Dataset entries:
=-=-=

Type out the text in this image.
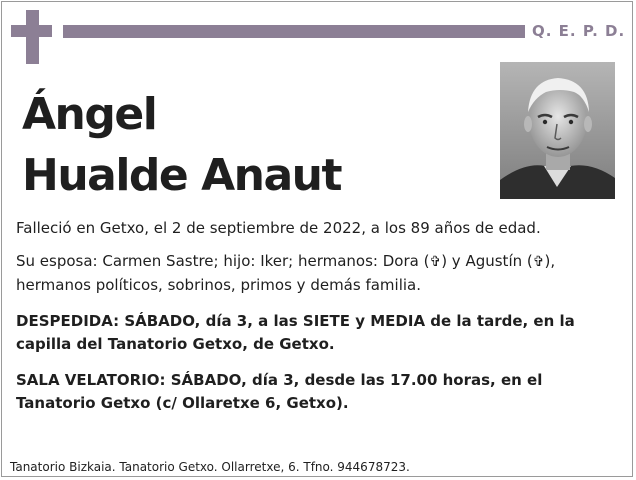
Q. E. P. D.
Ángel
Hualde Anaut
Falleció en Getxo, el 2 de septiembre de 2022, a los 89 años de edad.
Su esposa: Carmen Sastre; hijo: Iker; hermanos: Dora (✞) y Agustín (✞),
hermanos políticos, sobrinos, primos y demás familia.
DESPEDIDA: SÁBADO, día 3, a las SIETE y MEDIA de la tarde, en la capilla del Tanatorio Getxo, de Getxo.
SALA VELATORIO: SÁBADO, día 3, desde las 17.00 horas, en el Tanatorio Getxo (c/ Ollaretxe 6, Getxo).
Tanatorio Bizkaia. Tanatorio Getxo. Ollarretxe, 6. Tfno. 944678723.
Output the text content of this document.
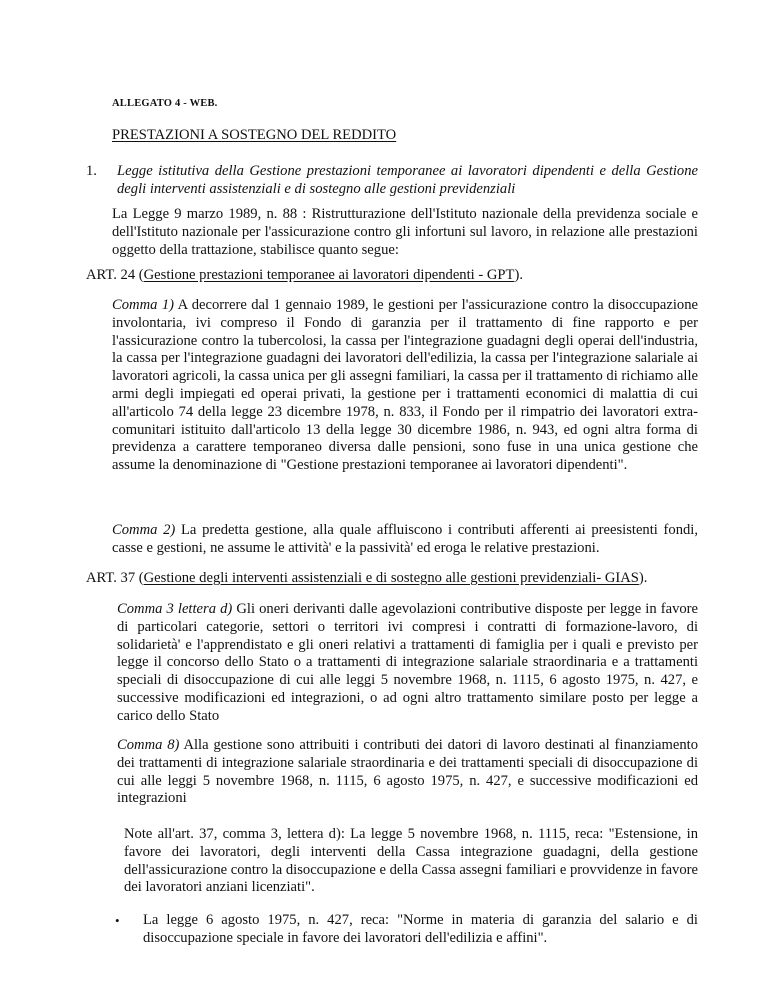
ALLEGATO 4 - WEB.
PRESTAZIONI A SOSTEGNO DEL REDDITO
1. Legge istitutiva della Gestione prestazioni temporanee ai lavoratori dipendenti e della Gestione degli interventi assistenziali e di sostegno alle gestioni previdenziali
La Legge 9 marzo 1989, n. 88 : Ristrutturazione dell'Istituto nazionale della previdenza sociale e dell'Istituto nazionale per l'assicurazione contro gli infortuni sul lavoro, in relazione alle prestazioni oggetto della trattazione, stabilisce quanto segue:
ART. 24 (Gestione prestazioni temporanee ai lavoratori dipendenti - GPT).
Comma 1) A decorrere dal 1 gennaio 1989, le gestioni per l'assicurazione contro la disoccupazione involontaria, ivi compreso il Fondo di garanzia per il trattamento di fine rapporto e per l'assicurazione contro la tubercolosi, la cassa per l'integrazione guadagni degli operai dell'industria, la cassa per l'integrazione guadagni dei lavoratori dell'edilizia, la cassa per l'integrazione salariale ai lavoratori agricoli, la cassa unica per gli assegni familiari, la cassa per il trattamento di richiamo alle armi degli impiegati ed operai privati, la gestione per i trattamenti economici di malattia di cui all'articolo 74 della legge 23 dicembre 1978, n. 833, il Fondo per il rimpatrio dei lavoratori extra-comunitari istituito dall'articolo 13 della legge 30 dicembre 1986, n. 943, ed ogni altra forma di previdenza a carattere temporaneo diversa dalle pensioni, sono fuse in una unica gestione che assume la denominazione di "Gestione prestazioni temporanee ai lavoratori dipendenti".
Comma 2) La predetta gestione, alla quale affluiscono i contributi afferenti ai preesistenti fondi, casse e gestioni, ne assume le attività' e la passività' ed eroga le relative prestazioni.
ART. 37 (Gestione degli interventi assistenziali e di sostegno alle gestioni previdenziali- GIAS).
Comma 3 lettera d) Gli oneri derivanti dalle agevolazioni contributive disposte per legge in favore di particolari categorie, settori o territori ivi compresi i contratti di formazione-lavoro, di solidarietà' e l'apprendistato e gli oneri relativi a trattamenti di famiglia per i quali e previsto per legge il concorso dello Stato o a trattamenti di integrazione salariale straordinaria e a trattamenti speciali di disoccupazione di cui alle leggi 5 novembre 1968, n. 1115, 6 agosto 1975, n. 427, e successive modificazioni ed integrazioni, o ad ogni altro trattamento similare posto per legge a carico dello Stato
Comma 8) Alla gestione sono attribuiti i contributi dei datori di lavoro destinati al finanziamento dei trattamenti di integrazione salariale straordinaria e dei trattamenti speciali di disoccupazione di cui alle leggi 5 novembre 1968, n. 1115, 6 agosto 1975, n. 427, e successive modificazioni ed integrazioni
Note all'art. 37, comma 3, lettera d): La legge 5 novembre 1968, n. 1115, reca: "Estensione, in favore dei lavoratori, degli interventi della Cassa integrazione guadagni, della gestione dell'assicurazione contro la disoccupazione e della Cassa assegni familiari e provvidenze in favore dei lavoratori anziani licenziati".
• La legge 6 agosto 1975, n. 427, reca: "Norme in materia di garanzia del salario e di disoccupazione speciale in favore dei lavoratori dell'edilizia e affini".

=-=-=

* **SET PROBLEM**: Copy every line in the records above that contains the word "SÁBADO".

* **WRITTEN ANSWER**:
DESPEDIDA: SÁBADO, día 3, a las SIETE y MEDIA de la tarde, en la capilla del Tanatorio Getxo, de Getxo.
SALA VELATORIO: SÁBADO, día 3, desde las 17.00 horas, en el Tanatorio Getxo (c/ Ollaretxe 6, Getxo).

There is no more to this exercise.